EXERCICE COURT 1
Indiquez si les affirmations suivantes concordent avec le texte sur les hommages à Étienne Tshisekedi. Pour chacune, répondez par oui ou par non et citez les mots décisifs du texte. (a) Jean-Bertrand Ewanga a été le conseiller politique de Tshisekedi lorsque celui-ci a été élu Premier ministre. (b) Lubaya Claudel André préside l’UDPS. (c) Selon Lubaya, le combat d’Étienne Tshisekedi est achevé.
EXERCICE COURT 2
D’après le texte sur les hommages à Étienne Tshisekedi, quel est le nom du père de Lubaya Claudel André ?
EXERCICE COURT 3
Reprenez le texte sur les hommages à Étienne Tshisekedi à l’endroit où il s’arrête, puis poursuivez-le.

Jean-B. Ewanga : « Le combat de Tshisekedi pour l’Etat de droit sera perpétué pour la survie de démocratie congolaise »

« Quoi que l’on dise, Étienne Tshisekedi est le Mandela, mieux le Ghandi congolais », estime Jean-Bertrand Ewanga.

Pour cet ancien conseiller du sphinx de Limete, Étienne Tshisekedi représente un engagement patriotique irréversible. « Un modèle, une référence », a-t-il souligné.

« Je l’ai personnellement connu à l’UDPS et il avait fait de moi son conseiller politique quand il a été élu Premier ministre à la Conférence nationale souveraine. Tshisekedi, c’est la plus grande diversité et je crois que son combat pour l’Etat de droit, le peuple d’abord, sera perpétué pour que la démocratie congolaise puisse survivre à jamais. Nous devons enseigner à nos enfants, non seulement le nom d’Étienne Tshisekedi, mais tout son combat pour l’écroulement des murs de la dictature, la forteresse de Mobutu. Et il n’avait pas lâché prise sous les Kabila père et fils. Il a sacrifié toute sa vie, même celle de sa propre famille, pour le Congo. Son combat de la démocratie va au-delà des frontières. Et il reste une icône à l’instar de Mandela, Martin Luther King, Nkwame Nkrumah, etc. »

Lubaya Claudel André : « Étienne Tshisekedi, l’icône et le porte-étendard du combat démocratique »

Fils d’André-Guillaume Lubaya Ntalaja qui a été supplicié par la dictature de Mobutu en compagnie de certains proches dans les conditions inexpliquées jusqu’à ce jour, Lubaya Claudel André retient du sphinx de Limete un homme de conviction.

Pour Lubaya, Président de l’Uda Originelle, le combat d’Étienne Tshisekedi qui est aussi celui de la liberté et pour la dignité du peuple congolais, demeure inachevé car le pays n’est pas encore totalement libéré de l’emprise des forces centrifuges.

Il s’est exprimé en ces termes : « L’histoire retiendra qu’Étienne Tshisekedi d’heureuse mémoire a la particularité d’avoir fait partie d’un régime qui avait instauré la dictature dans le pays avant d’en remettre résolument en cause les fondements et d’en dénoncer courageusement les dérives en s’y opposant publiquement, de façon pacifique et ce, à ses risques et périls. C’est cette prise de conscience par lui, de la nature fondamentalement dangereuse du régime Mobutu et sa farouche opposition à ce dernier qui ont fait de lui, l’icône et le porte-étendard du combat démocratique, combat pour lequel plusieurs ont payé de leurs vies, de 1960 à nos jours. L’histoire retiendra également qu’en dépit des revers subis, des humiliations et privations lui infligées, Etienne Tshisekedi est resté imperturbable jusqu’à la fin de sa vie, devenant ainsi un homme de conviction un jour et un homme de convictions pour toujours. Son combat, qui est aussi le celui de la liberté et pour la dignité du peuple congolais, demeure à mon avis, inachevé car le pays n’est pas encore totalement libéré de l’emprise des forces centrifuges. Néanmoins, je me réjouis que ce combat soit l’unique héritage qu’il aura légué à notre jeunesse pour qui Etienne Tshisekedi reste un des modèles. Puissent les profondeurs de la terre de ses ancêtres lui réserver la place de choix pour le combat qu’il a mené jusqu’au dernier souffle de sa vie ».

Annotations des éléments de la page
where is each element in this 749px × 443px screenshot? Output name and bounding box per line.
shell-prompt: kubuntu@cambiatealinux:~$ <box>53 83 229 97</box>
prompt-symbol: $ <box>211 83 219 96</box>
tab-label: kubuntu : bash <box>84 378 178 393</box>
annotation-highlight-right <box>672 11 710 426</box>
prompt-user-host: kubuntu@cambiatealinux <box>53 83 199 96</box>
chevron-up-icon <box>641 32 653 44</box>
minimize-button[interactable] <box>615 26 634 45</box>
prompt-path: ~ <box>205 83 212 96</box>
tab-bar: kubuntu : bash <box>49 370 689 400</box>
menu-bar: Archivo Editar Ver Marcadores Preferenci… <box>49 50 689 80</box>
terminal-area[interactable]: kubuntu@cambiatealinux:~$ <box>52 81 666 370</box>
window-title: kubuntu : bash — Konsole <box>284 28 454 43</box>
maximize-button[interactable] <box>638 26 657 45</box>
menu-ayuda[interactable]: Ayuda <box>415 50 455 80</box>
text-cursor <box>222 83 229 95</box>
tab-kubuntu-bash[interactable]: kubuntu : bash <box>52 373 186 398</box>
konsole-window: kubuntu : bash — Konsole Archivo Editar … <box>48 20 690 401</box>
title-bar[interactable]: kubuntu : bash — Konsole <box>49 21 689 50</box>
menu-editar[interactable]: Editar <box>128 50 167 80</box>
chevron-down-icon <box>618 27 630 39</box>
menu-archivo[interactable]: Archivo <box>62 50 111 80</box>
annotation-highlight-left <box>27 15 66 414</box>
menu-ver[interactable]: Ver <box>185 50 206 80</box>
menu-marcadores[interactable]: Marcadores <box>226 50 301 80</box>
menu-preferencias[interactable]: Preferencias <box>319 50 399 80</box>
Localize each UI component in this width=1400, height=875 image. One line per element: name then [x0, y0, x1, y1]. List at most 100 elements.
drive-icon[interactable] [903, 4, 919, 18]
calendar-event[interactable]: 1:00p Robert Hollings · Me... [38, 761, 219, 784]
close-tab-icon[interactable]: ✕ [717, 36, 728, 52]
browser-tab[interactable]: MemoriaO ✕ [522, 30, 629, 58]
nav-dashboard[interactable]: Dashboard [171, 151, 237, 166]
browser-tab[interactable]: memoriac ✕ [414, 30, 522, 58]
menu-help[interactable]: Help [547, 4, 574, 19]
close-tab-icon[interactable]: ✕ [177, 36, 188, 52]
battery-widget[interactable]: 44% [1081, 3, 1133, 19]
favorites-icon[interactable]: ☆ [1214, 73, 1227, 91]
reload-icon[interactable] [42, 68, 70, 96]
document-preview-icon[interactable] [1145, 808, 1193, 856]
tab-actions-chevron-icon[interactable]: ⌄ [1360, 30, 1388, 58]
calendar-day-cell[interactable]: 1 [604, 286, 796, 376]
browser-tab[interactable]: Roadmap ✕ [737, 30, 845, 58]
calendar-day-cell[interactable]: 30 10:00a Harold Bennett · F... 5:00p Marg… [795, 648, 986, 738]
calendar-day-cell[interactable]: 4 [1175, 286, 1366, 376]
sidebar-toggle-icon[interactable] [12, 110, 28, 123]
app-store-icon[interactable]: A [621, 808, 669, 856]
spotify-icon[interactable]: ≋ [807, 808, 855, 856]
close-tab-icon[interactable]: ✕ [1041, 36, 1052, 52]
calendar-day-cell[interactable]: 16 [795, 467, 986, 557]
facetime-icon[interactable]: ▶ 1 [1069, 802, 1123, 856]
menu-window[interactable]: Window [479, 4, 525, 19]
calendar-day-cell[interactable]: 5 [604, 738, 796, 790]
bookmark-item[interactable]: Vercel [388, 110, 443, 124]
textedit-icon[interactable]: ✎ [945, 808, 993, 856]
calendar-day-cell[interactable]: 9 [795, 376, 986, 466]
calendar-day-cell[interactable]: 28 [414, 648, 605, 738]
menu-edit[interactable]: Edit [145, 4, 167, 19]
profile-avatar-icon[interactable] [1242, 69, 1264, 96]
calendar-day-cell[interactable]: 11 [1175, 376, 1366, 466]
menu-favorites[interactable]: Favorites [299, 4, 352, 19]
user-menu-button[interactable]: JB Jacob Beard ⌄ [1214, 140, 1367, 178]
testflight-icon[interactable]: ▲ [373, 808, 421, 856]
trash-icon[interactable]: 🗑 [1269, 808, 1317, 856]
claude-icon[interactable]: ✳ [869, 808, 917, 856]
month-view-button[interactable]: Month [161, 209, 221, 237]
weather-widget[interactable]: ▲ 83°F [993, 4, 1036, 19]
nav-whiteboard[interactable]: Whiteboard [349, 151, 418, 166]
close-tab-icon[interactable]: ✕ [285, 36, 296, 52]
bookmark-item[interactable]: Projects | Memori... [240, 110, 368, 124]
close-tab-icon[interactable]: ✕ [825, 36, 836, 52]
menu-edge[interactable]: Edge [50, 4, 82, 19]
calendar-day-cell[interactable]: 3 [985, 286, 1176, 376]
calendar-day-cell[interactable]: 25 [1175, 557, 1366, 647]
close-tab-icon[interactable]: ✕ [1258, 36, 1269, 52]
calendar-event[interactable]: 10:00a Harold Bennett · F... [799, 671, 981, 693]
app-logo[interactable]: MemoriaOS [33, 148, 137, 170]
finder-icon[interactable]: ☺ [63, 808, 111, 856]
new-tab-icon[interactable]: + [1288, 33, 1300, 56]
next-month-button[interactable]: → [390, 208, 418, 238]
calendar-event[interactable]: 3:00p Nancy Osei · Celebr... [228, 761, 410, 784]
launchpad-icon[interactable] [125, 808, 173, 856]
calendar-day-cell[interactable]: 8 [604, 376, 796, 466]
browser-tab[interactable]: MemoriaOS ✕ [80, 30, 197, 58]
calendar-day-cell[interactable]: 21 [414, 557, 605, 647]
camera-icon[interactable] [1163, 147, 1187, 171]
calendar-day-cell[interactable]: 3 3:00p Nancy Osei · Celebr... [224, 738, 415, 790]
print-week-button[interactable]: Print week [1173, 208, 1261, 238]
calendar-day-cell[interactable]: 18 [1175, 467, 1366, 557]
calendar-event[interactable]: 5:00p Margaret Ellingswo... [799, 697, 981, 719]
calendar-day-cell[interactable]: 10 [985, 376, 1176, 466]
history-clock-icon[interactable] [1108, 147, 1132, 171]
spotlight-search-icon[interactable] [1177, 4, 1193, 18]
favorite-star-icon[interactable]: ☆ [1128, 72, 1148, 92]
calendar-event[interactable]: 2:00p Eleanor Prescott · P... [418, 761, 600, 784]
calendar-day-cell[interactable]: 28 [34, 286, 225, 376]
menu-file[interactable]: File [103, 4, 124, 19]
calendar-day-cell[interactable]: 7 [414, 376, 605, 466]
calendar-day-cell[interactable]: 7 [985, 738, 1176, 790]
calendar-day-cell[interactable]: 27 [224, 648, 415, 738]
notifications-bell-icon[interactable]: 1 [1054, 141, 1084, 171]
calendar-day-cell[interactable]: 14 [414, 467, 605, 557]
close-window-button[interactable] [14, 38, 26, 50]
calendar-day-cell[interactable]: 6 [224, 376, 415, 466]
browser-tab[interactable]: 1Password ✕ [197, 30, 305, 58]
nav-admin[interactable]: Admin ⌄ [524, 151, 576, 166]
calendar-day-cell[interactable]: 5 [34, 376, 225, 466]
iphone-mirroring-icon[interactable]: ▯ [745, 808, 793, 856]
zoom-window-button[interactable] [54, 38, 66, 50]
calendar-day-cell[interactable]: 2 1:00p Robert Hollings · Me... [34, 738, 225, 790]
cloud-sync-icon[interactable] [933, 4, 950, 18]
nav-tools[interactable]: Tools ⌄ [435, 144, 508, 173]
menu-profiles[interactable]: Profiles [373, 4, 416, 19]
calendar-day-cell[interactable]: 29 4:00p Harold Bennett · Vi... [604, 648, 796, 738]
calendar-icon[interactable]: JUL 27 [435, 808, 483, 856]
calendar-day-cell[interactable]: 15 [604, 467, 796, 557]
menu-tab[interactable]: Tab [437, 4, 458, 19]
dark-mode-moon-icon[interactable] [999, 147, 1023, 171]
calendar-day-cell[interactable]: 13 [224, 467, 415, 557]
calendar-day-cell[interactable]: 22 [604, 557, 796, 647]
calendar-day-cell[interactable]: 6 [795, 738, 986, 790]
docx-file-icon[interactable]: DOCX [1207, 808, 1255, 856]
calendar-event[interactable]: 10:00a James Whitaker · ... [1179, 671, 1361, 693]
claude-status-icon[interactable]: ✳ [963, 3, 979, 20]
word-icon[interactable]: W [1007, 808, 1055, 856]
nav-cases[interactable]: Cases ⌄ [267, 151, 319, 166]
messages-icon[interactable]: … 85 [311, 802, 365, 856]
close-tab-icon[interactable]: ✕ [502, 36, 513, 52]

RÉPONSE 1
(a) Oui : « il avait fait de moi son conseiller politique quand il a été élu Premier ministre à la Conférence nationale souveraine ».
(b) Non : « Pour Lubaya, Président de l’Uda Originelle ».
(c) Non : « demeure inachevé car le pays n’est pas encore totalement libéré de l’emprise des forces centrifuges ».

RÉPONSE 2
André-Guillaume Lubaya Ntalaja.

RÉPONSE 3
Jacquemain Shabani : « Étienne Tshisekedi m’a appris à ne jamais reculer »

Le courage. C’est cette qualité supérieure qu’hérite Jacquemain Shabani d’Étienne Tshisekedi.

Selon lui, Étienne Tshisekedi a fait preuve d’un courage politique exceptionnel malgré les humiliations et privations lui infligées. « Du Président Étienne Tshisekedi, je retiens que c’était un homme de conviction. Il m’a appris à ne jamais reculer ni fléchir quand je suis convaincu de la véracité et de justesse de mes opinions », a-t-il déclaré.

Moïse Katumbi : « Son combat pour la démocratie, la liberté, la dignité nous inspire tous »

Dans une déclaration rendue publique ce jeudi 30 mai, le coordonnateur de la plateforme politique LAMUKA a rendu hommage à Étienne Tshisekedi wa Mulumba, affirmant que le combat mené par l’ancien Premier ministre congolais l’inspire jusqu’à ce jour.

« Alors que le président Étienne Tshisekedi effectue son ultime voyage vers la RDC pour trouver enfin le repos éternel, nos prières l’accompagnent. Son combat pour la démocratie, la liberté, la dignité nous inspire tous. Que la terre de nos ancêtres lui soit douce et légère », a déclaré sur Twitter Moïse Katumbi Chapwe. Toutefois, selon certains proches du président de la plateforme Ensemble pour le Changement, Moïse Katumbi ne prendra pas part aux obsèques du Sphinx de Limete.

Matata Ponyo : « Le Premier ministre Etienne Tshisekedi a été la personnalité politique la plus nommée à cette haute fonction »

L’ancien Premier ministre Augustin Matata Ponyo a, lui aussi, rendu un vibrant hommage à Étienne Tshisekedi wa Mulumba, pour qui il a fait ériger un buste au Jardin des Premiers ministres. Pour Matata Ponyo, Etienne Tshisekedi est l’une des personnalités qui ont marqué la primature parmi la vingtaine des Premiers ministres qui ont occupé cette fonction éminente.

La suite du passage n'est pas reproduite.